> [Aim of the exercise]: Determine how many lines carry the word "Ужовка". Output that number only.
• • • • •
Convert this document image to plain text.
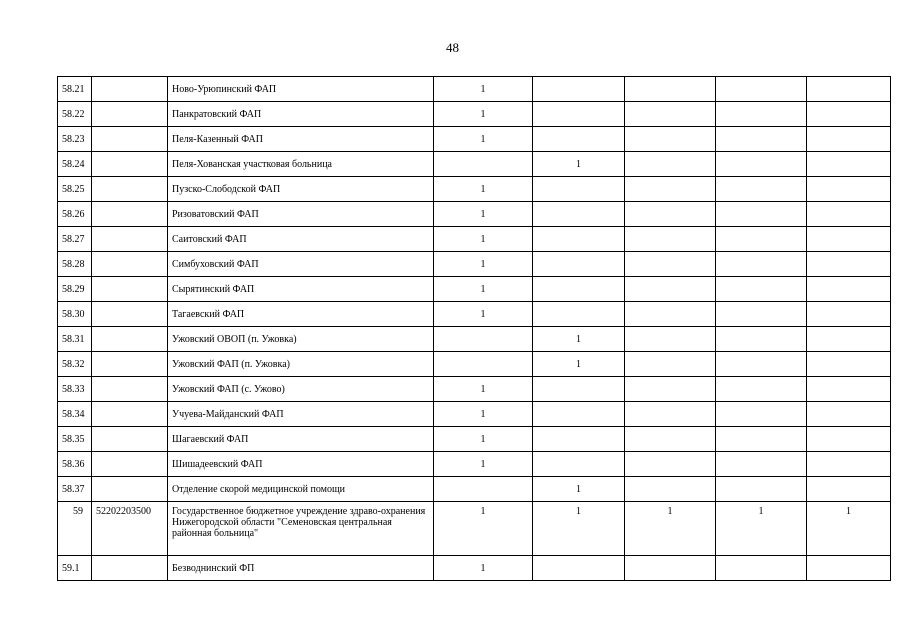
48
58.21		Ново-Урюпинский ФАП	1				
58.22		Панкратовский ФАП	1				
58.23		Пеля-Казенный ФАП	1				
58.24		Пеля-Хованская участковая больница		1			
58.25		Пузско-Слободской ФАП	1				
58.26		Ризоватовский ФАП	1				
58.27		Саитовский ФАП	1				
58.28		Симбуховский ФАП	1				
58.29		Сырятинский ФАП	1				
58.30		Тагаевский ФАП	1				
58.31		Ужовский ОВОП (п. Ужовка)		1			
58.32		Ужовский ФАП (п. Ужовка)		1			
58.33		Ужовский ФАП (с. Ужово)	1				
58.34		Учуева-Майданский ФАП	1				
58.35		Шагаевский ФАП	1				
58.36		Шишадеевский ФАП	1				
58.37		Отделение скорой медицинской помощи		1			
59	52202203500	Государственное бюджетное учреждение здраво-охранения Нижегородской области "Семеновская центральная районная больница"	1	1	1	1	1
59.1		Безводнинский ФП	1				
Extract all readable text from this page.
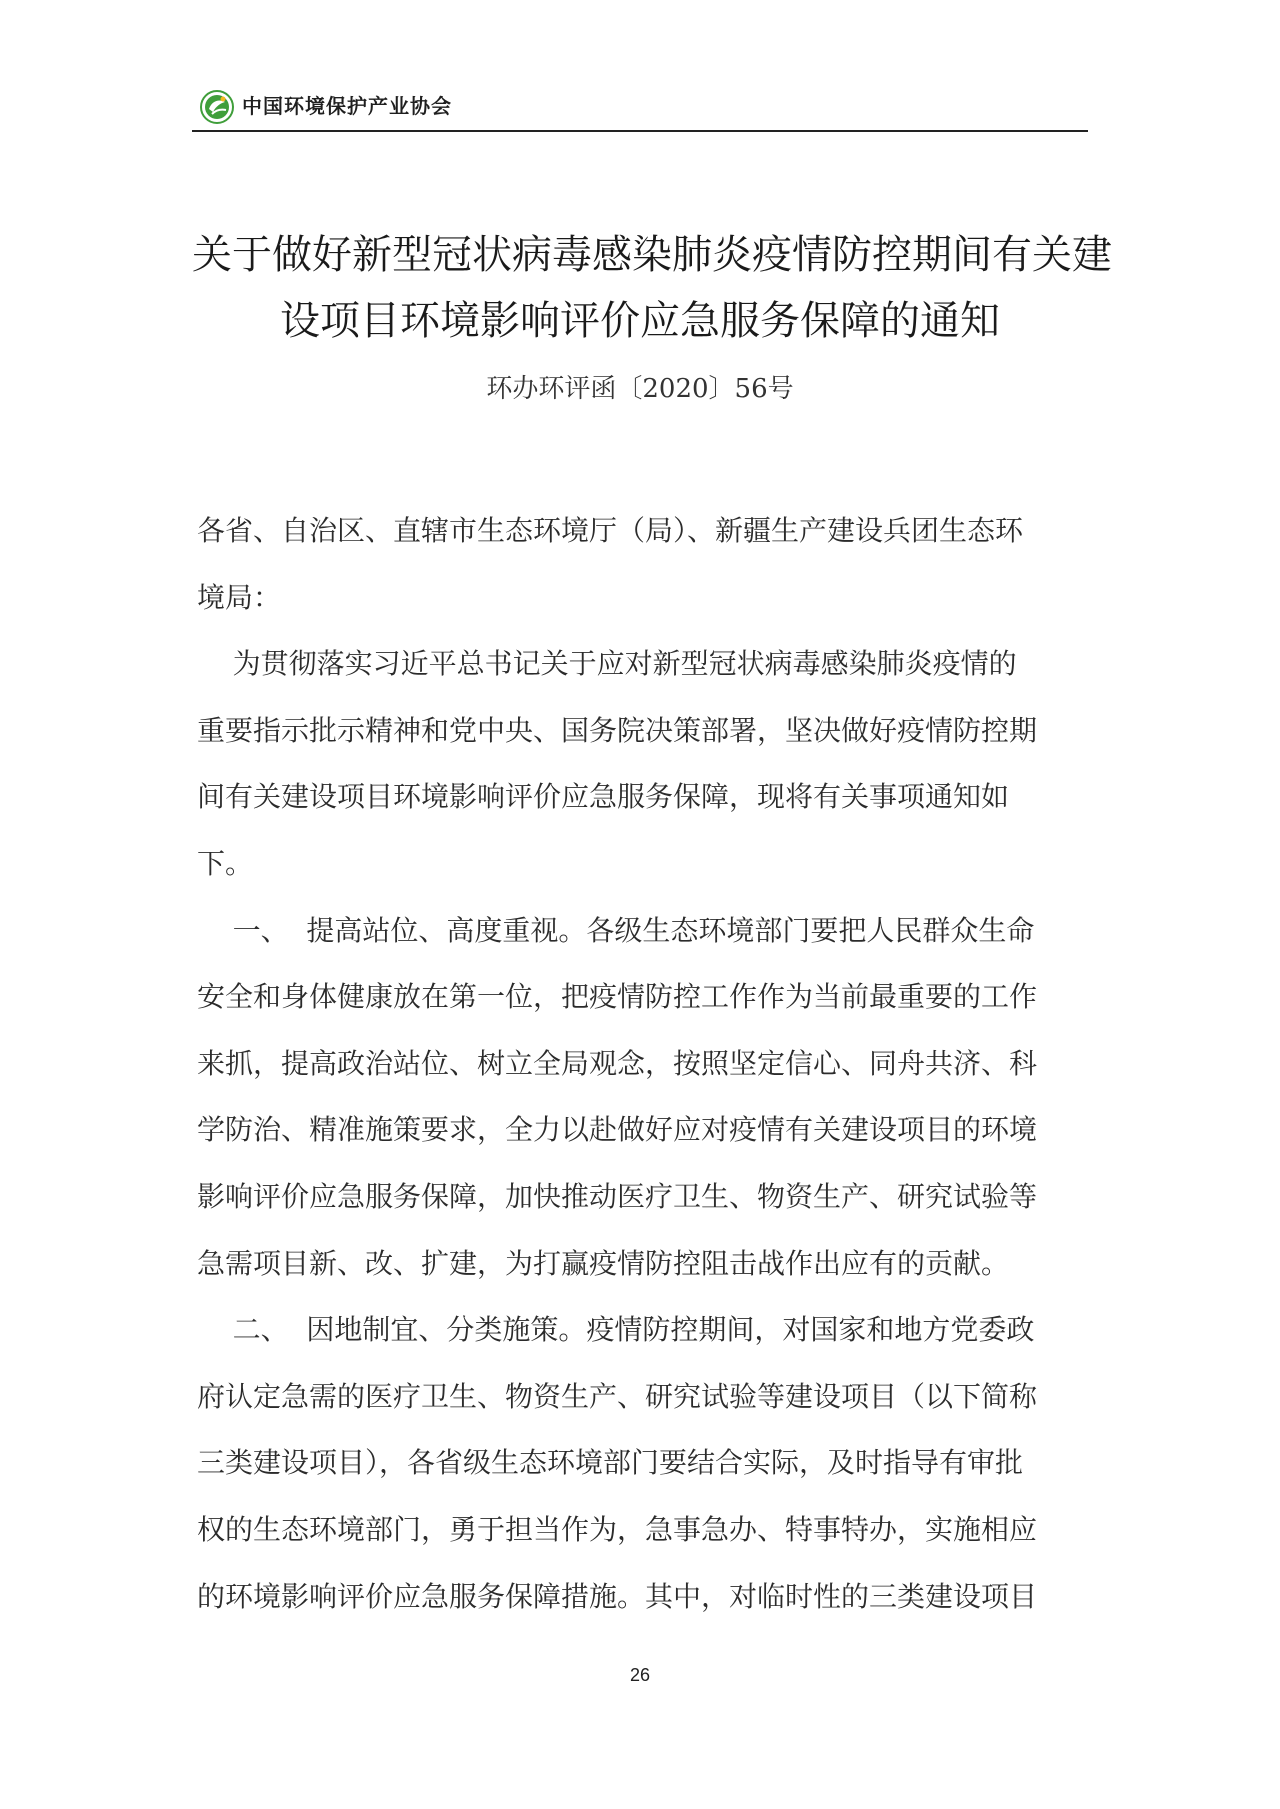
中国环境保护产业协会
关于做好新型冠状病毒感染肺炎疫情防控期间有关建
设项目环境影响评价应急服务保障的通知
环办环评函〔2020〕56号
各省、自治区、直辖市生态环境厅（局）、新疆生产建设兵团生态环
境局：
为贯彻落实习近平总书记关于应对新型冠状病毒感染肺炎疫情的
重要指示批示精神和党中央、国务院决策部署，坚决做好疫情防控期
间有关建设项目环境影响评价应急服务保障，现将有关事项通知如
下。
一、  提高站位、高度重视。各级生态环境部门要把人民群众生命
安全和身体健康放在第一位，把疫情防控工作作为当前最重要的工作
来抓，提高政治站位、树立全局观念，按照坚定信心、同舟共济、科
学防治、精准施策要求，全力以赴做好应对疫情有关建设项目的环境
影响评价应急服务保障，加快推动医疗卫生、物资生产、研究试验等
急需项目新、改、扩建，为打赢疫情防控阻击战作出应有的贡献。
二、  因地制宜、分类施策。疫情防控期间，对国家和地方党委政
府认定急需的医疗卫生、物资生产、研究试验等建设项目（以下简称
三类建设项目），各省级生态环境部门要结合实际，及时指导有审批
权的生态环境部门，勇于担当作为，急事急办、特事特办，实施相应
的环境影响评价应急服务保障措施。其中，对临时性的三类建设项目
26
• • • • •
> [Task result]: 2